#### [DIRECTIONS]
The entries below are to be transcribed in full, without their images.

** Start SUPPLIED INFORMATION **

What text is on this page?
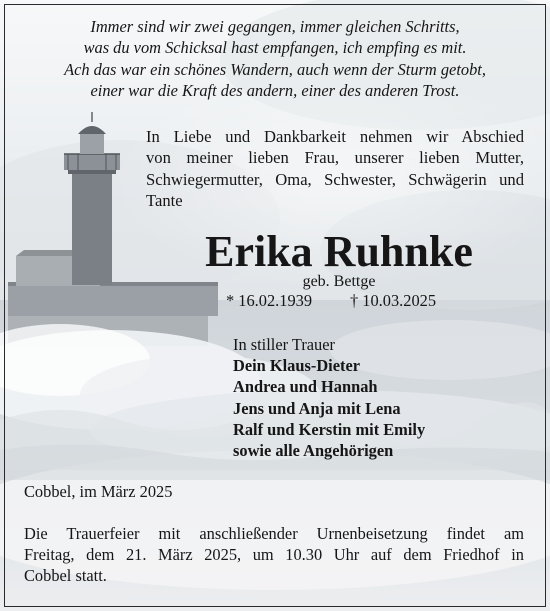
Immer sind wir zwei gegangen, immer gleichen Schritts,
was du vom Schicksal hast empfangen, ich empfing es mit.
Ach das war ein schönes Wandern, auch wenn der Sturm getobt,
einer war die Kraft des andern, einer des anderen Trost.
In Liebe und Dankbarkeit nehmen wir Abschied
von meiner lieben Frau, unserer lieben Mutter,
Schwiegermutter, Oma, Schwester, Schwägerin und
Tante
Erika Ruhnke
geb. Bettge
* 16.02.1939 † 10.03.2025
In stiller Trauer
Dein Klaus-Dieter
Andrea und Hannah
Jens und Anja mit Lena
Ralf und Kerstin mit Emily
sowie alle Angehörigen
Cobbel, im März 2025
Die Trauerfeier mit anschließender Urnenbeisetzung findet am
Freitag, dem 21. März 2025, um 10.30 Uhr auf dem Friedhof in
Cobbel statt.
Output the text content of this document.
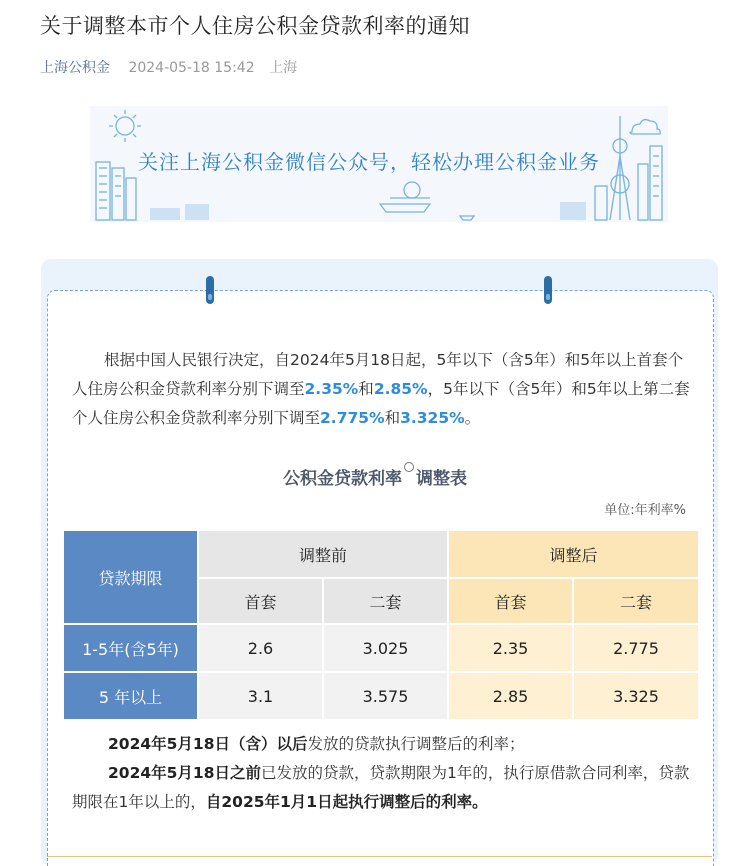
关于调整本市个人住房公积金贷款利率的通知
上海公积金 2024-05-18 15:42 上海
关注上海公积金微信公众号，轻松办理公积金业务
根据中国人民银行决定，自2024年5月18日起，5年以下（含5年）和5年以上首套个人住房公积金贷款利率分别下调至2.35%和2.85%，5年以下（含5年）和5年以上第二套个人住房公积金贷款利率分别下调至2.775%和3.325%。
公积金贷款利率 调整表
单位:年利率%
贷款期限	调整前		调整后	
	首套	二套	首套	二套
1-5年(含5年)	2.6	3.025	2.35	2.775
5 年以上	3.1	3.575	2.85	3.325
2024年5月18日（含）以后发放的贷款执行调整后的利率；
2024年5月18日之前已发放的贷款，贷款期限为1年的，执行原借款合同利率，贷款期限在1年以上的，自2025年1月1日起执行调整后的利率。
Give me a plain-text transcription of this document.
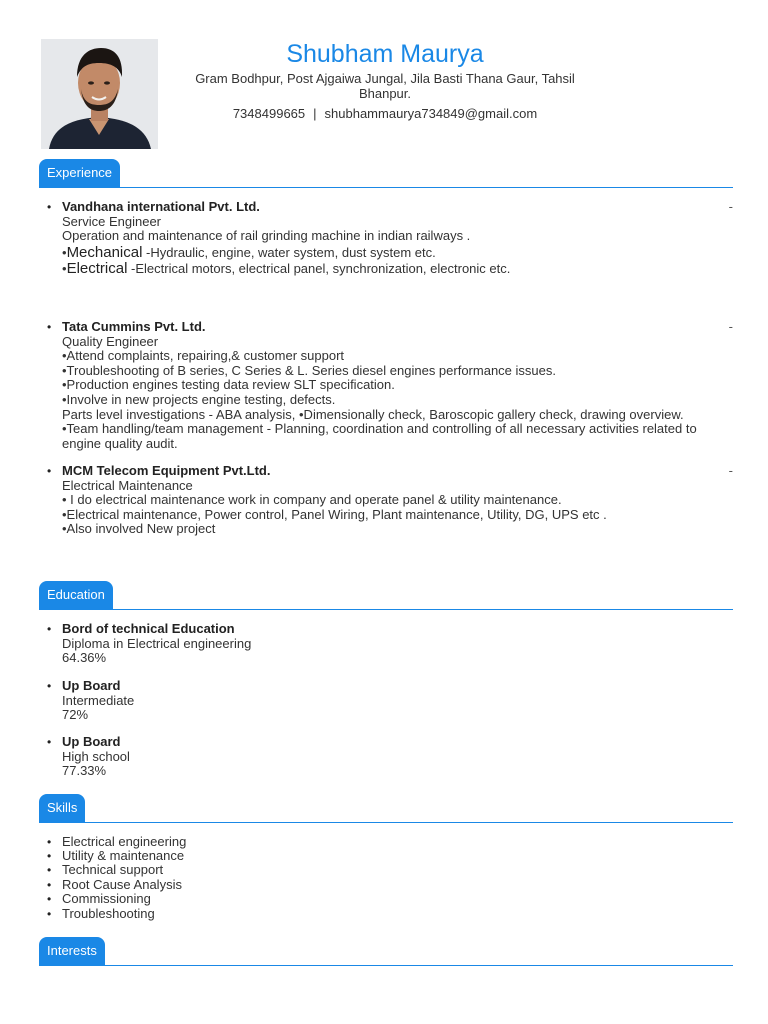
Shubham Maurya
Gram Bodhpur, Post Ajgaiwa Jungal, Jila Basti Thana Gaur, Tahsil Bhanpur.
7348499665 | shubhammaurya734849@gmail.com
Experience
•	-
Vandhana international Pvt. Ltd.
Service Engineer
Operation and maintenance of rail grinding machine in indian railways .
•Mechanical -Hydraulic, engine, water system, dust system etc.
•Electrical -Electrical motors, electrical panel, synchronization, electronic etc.
•	-
Tata Cummins Pvt. Ltd.
Quality Engineer
•Attend complaints, repairing,& customer support
•Troubleshooting of B series, C Series & L. Series diesel engines performance issues.
•Production engines testing data review SLT specification.
•Involve in new projects engine testing, defects.
Parts level investigations - ABA analysis, •Dimensionally check, Baroscopic gallery check, drawing overview.
•Team handling/team management - Planning, coordination and controlling of all necessary activities related to engine quality audit.
•	-
MCM Telecom Equipment Pvt.Ltd.
Electrical Maintenance
• I do electrical maintenance work in company and operate panel & utility maintenance.
•Electrical maintenance, Power control, Panel Wiring, Plant maintenance, Utility, DG, UPS etc .
•Also involved New project
Education
• Bord of technical Education
Diploma in Electrical engineering
64.36%
• Up Board
Intermediate
72%
• Up Board
High school
77.33%
Skills
• Electrical engineering
• Utility & maintenance
• Technical support
• Root Cause Analysis
• Commissioning
• Troubleshooting
Interests
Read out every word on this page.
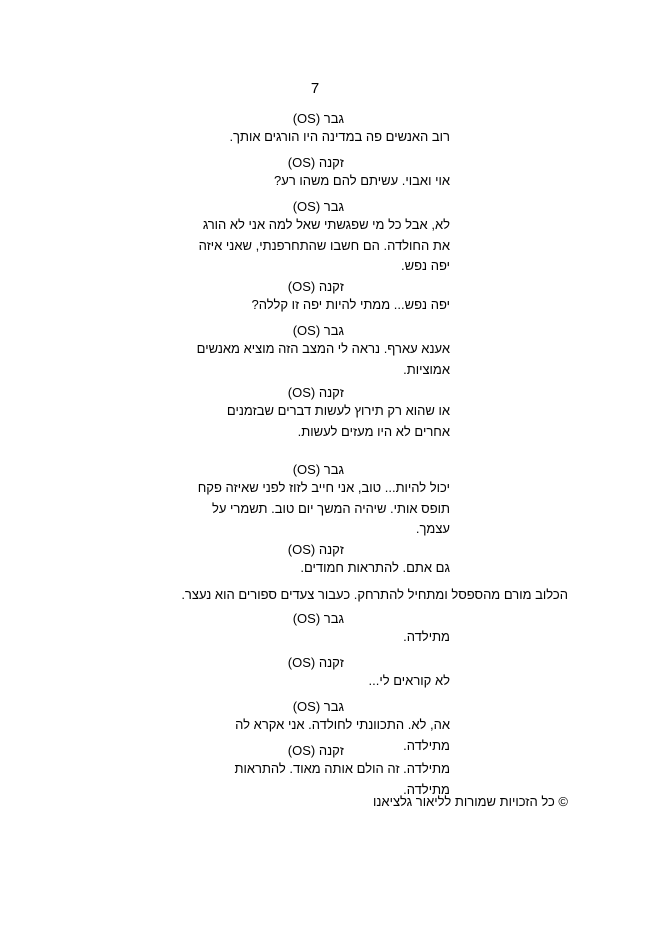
7
גבר (OS)
רוב האנשים פה במדינה היו הורגים אותך.
זקנה (OS)
אוי ואבוי. עשיתם להם משהו רע?
גבר (OS)
לא, אבל כל מי שפגשתי שאל למה אני לא הורג את החולדה. הם חשבו שהתחרפנתי, שאני איזה יפה נפש.
זקנה (OS)
יפה נפש... ממתי להיות יפה זו קללה?
גבר (OS)
אענא עארף. נראה לי המצב הזה מוציא מאנשים אמוציות.
זקנה (OS)
או שהוא רק תירוץ לעשות דברים שבזמנים אחרים לא היו מעזים לעשות.
גבר (OS)
יכול להיות... טוב, אני חייב לזוז לפני שאיזה פקח תופס אותי. שיהיה המשך יום טוב. תשמרי על עצמך.
זקנה (OS)
גם אתם. להתראות חמודים.
הכלוב מורם מהספסל ומתחיל להתרחק. כעבור צעדים ספורים הוא נעצר.
גבר (OS)
מתילדה.
זקנה (OS)
לא קוראים לי...
גבר (OS)
אה, לא. התכוונתי לחולדה. אני אקרא לה מתילדה.
זקנה (OS)
מתילדה. זה הולם אותה מאוד. להתראות מתילדה.
© כל הזכויות שמורות לליאור גלציאנו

** End SUPPLIED INFORMATION **

#### [RESULT]
What text is on this page?
Immer sind wir zwei gegangen, immer gleichen Schritts,
was du vom Schicksal hast empfangen, ich empfing es mit.
Ach das war ein schönes Wandern, auch wenn der Sturm getobt,
einer war die Kraft des andern, einer des anderen Trost.
In Liebe und Dankbarkeit nehmen wir Abschied
von meiner lieben Frau, unserer lieben Mutter,
Schwiegermutter, Oma, Schwester, Schwägerin und
Tante
Erika Ruhnke
geb. Bettge
* 16.02.1939 † 10.03.2025
In stiller Trauer
Dein Klaus-Dieter
Andrea und Hannah
Jens und Anja mit Lena
Ralf und Kerstin mit Emily
sowie alle Angehörigen
Cobbel, im März 2025
Die Trauerfeier mit anschließender Urnenbeisetzung findet am
Freitag, dem 21. März 2025, um 10.30 Uhr auf dem Friedhof in
Cobbel statt.
Output the text content of this document.
关于调整本市个人住房公积金贷款利率的通知
上海公积金 2024-05-18 15:42 上海
关注上海公积金微信公众号，轻松办理公积金业务
根据中国人民银行决定，自2024年5月18日起，5年以下（含5年）和5年以上首套个人住房公积金贷款利率分别下调至2.35%和2.85%，5年以下（含5年）和5年以上第二套个人住房公积金贷款利率分别下调至2.775%和3.325%。
公积金贷款利率 调整表
单位:年利率%
贷款期限	调整前		调整后	
	首套	二套	首套	二套
1-5年(含5年)	2.6	3.025	2.35	2.775
5 年以上	3.1	3.575	2.85	3.325
2024年5月18日（含）以后发放的贷款执行调整后的利率；
2024年5月18日之前已发放的贷款，贷款期限为1年的，执行原借款合同利率，贷款期限在1年以上的，自2025年1月1日起执行调整后的利率。
Give me a plain-text transcription of this document.
Shubham Maurya
Gram Bodhpur, Post Ajgaiwa Jungal, Jila Basti Thana Gaur, Tahsil Bhanpur.
7348499665 | shubhammaurya734849@gmail.com
Experience
•	-
Vandhana international Pvt. Ltd.
Service Engineer
Operation and maintenance of rail grinding machine in indian railways .
•Mechanical -Hydraulic, engine, water system, dust system etc.
•Electrical -Electrical motors, electrical panel, synchronization, electronic etc.
•	-
Tata Cummins Pvt. Ltd.
Quality Engineer
•Attend complaints, repairing,& customer support
•Troubleshooting of B series, C Series & L. Series diesel engines performance issues.
•Production engines testing data review SLT specification.
•Involve in new projects engine testing, defects.
Parts level investigations - ABA analysis, •Dimensionally check, Baroscopic gallery check, drawing overview.
•Team handling/team management - Planning, coordination and controlling of all necessary activities related to engine quality audit.
•	-
MCM Telecom Equipment Pvt.Ltd.
Electrical Maintenance
• I do electrical maintenance work in company and operate panel & utility maintenance.
•Electrical maintenance, Power control, Panel Wiring, Plant maintenance, Utility, DG, UPS etc .
•Also involved New project
Education
• Bord of technical Education
Diploma in Electrical engineering
64.36%
• Up Board
Intermediate
72%
• Up Board
High school
77.33%
Skills
• Electrical engineering
• Utility & maintenance
• Technical support
• Root Cause Analysis
• Commissioning
• Troubleshooting
Interests
Read out every word on this page.
7
גבר (OS)
רוב האנשים פה במדינה היו הורגים אותך.
זקנה (OS)
אוי ואבוי. עשיתם להם משהו רע?
גבר (OS)
לא, אבל כל מי שפגשתי שאל למה אני לא הורג את החולדה. הם חשבו שהתחרפנתי, שאני איזה יפה נפש.
זקנה (OS)
יפה נפש... ממתי להיות יפה זו קללה?
גבר (OS)
אענא עארף. נראה לי המצב הזה מוציא מאנשים אמוציות.
זקנה (OS)
או שהוא רק תירוץ לעשות דברים שבזמנים אחרים לא היו מעזים לעשות.
גבר (OS)
יכול להיות... טוב, אני חייב לזוז לפני שאיזה פקח תופס אותי. שיהיה המשך יום טוב. תשמרי על עצמך.
זקנה (OS)
גם אתם. להתראות חמודים.
הכלוב מורם מהספסל ומתחיל להתרחק. כעבור צעדים ספורים הוא נעצר.
גבר (OS)
מתילדה.
זקנה (OS)
לא קוראים לי...
גבר (OS)
אה, לא. התכוונתי לחולדה. אני אקרא לה מתילדה.
זקנה (OS)
מתילדה. זה הולם אותה מאוד. להתראות מתילדה.
© כל הזכויות שמורות לליאור גלציאנו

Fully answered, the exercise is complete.